DATA FOR THIS TASK –
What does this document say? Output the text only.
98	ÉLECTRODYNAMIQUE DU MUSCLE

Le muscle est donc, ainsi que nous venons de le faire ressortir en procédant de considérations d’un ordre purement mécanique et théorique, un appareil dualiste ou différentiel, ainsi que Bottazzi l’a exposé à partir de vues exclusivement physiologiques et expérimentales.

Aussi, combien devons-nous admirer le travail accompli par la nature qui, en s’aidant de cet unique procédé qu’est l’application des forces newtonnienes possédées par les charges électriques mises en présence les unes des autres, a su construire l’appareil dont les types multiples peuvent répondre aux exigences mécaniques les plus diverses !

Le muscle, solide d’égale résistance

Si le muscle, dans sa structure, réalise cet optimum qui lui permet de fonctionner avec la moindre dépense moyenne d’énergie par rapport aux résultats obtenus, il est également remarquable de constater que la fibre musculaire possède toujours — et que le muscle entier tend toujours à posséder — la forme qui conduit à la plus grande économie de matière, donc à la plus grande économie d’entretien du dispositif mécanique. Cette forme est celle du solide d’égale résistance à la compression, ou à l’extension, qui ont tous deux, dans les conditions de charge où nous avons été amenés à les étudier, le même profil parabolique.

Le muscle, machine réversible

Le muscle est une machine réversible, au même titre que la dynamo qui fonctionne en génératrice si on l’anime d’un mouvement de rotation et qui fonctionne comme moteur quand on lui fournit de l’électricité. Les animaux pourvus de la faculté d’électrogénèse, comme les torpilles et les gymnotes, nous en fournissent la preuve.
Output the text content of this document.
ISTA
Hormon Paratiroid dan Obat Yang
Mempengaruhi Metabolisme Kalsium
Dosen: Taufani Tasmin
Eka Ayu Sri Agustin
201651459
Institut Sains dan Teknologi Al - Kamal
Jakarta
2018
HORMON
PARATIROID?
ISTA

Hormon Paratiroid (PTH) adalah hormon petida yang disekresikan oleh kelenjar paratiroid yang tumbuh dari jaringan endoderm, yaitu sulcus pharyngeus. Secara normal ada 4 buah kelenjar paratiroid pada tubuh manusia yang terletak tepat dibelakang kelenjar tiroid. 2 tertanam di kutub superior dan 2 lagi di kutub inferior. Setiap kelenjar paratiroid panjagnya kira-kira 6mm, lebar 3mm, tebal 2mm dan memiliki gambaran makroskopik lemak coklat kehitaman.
...
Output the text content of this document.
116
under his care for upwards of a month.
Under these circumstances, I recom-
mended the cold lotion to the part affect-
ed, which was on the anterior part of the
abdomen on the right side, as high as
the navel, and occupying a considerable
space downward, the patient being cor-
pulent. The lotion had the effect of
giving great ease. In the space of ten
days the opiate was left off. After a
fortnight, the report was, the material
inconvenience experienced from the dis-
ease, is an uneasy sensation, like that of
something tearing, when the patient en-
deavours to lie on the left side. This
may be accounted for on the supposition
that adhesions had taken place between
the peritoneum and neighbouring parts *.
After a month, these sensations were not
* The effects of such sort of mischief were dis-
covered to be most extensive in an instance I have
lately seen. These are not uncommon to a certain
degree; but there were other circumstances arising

EXERCISE –
Copy every line of the material in which the word "month" occurs.

WRITTEN REPLY –
under his care for upwards of a month.
After a month, these sensations were not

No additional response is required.